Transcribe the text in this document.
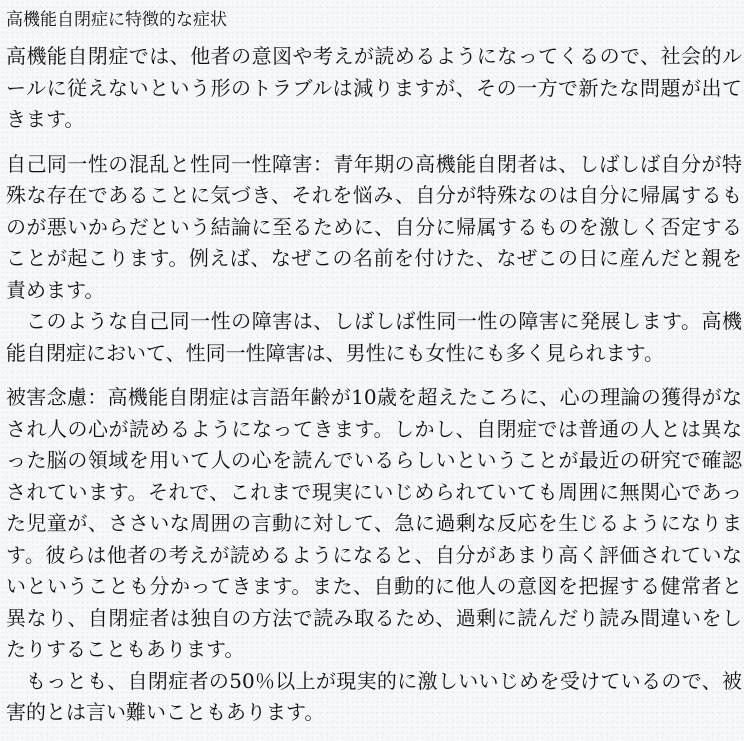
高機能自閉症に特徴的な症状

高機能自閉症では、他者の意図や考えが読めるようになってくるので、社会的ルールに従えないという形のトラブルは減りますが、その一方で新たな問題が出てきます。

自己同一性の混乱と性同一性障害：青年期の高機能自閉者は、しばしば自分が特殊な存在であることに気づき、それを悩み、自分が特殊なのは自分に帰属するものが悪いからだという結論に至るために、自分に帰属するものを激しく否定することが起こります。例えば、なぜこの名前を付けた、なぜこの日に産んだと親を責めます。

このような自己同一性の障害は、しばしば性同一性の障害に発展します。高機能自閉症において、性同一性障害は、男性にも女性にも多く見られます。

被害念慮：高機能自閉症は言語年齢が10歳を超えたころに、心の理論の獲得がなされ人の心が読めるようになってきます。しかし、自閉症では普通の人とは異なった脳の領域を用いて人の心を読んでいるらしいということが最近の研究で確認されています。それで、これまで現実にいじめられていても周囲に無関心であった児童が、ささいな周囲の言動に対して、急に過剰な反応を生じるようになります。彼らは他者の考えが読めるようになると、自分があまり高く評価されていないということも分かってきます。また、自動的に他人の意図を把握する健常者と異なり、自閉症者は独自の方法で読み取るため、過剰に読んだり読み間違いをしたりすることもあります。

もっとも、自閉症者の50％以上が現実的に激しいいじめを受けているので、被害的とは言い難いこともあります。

• _PROBLEM_
Apart from the pictures, the entries above are to be repeated in full and exactly.

• _SOLUTION TO THE PROBLEM_
Transcribe the text in this document.
高機能自閉症に特徴的な症状

高機能自閉症では、他者の意図や考えが読めるようになってくるので、社会的ルールに従えないという形のトラブルは減りますが、その一方で新たな問題が出てきます。

自己同一性の混乱と性同一性障害：青年期の高機能自閉者は、しばしば自分が特殊な存在であることに気づき、それを悩み、自分が特殊なのは自分に帰属するものが悪いからだという結論に至るために、自分に帰属するものを激しく否定することが起こります。例えば、なぜこの名前を付けた、なぜこの日に産んだと親を責めます。

このような自己同一性の障害は、しばしば性同一性の障害に発展します。高機能自閉症において、性同一性障害は、男性にも女性にも多く見られます。

被害念慮：高機能自閉症は言語年齢が10歳を超えたころに、心の理論の獲得がなされ人の心が読めるようになってきます。しかし、自閉症では普通の人とは異なった脳の領域を用いて人の心を読んでいるらしいということが最近の研究で確認されています。それで、これまで現実にいじめられていても周囲に無関心であった児童が、ささいな周囲の言動に対して、急に過剰な反応を生じるようになります。彼らは他者の考えが読めるようになると、自分があまり高く評価されていないということも分かってきます。また、自動的に他人の意図を把握する健常者と異なり、自閉症者は独自の方法で読み取るため、過剰に読んだり読み間違いをしたりすることもあります。

もっとも、自閉症者の50％以上が現実的に激しいいじめを受けているので、被害的とは言い難いこともあります。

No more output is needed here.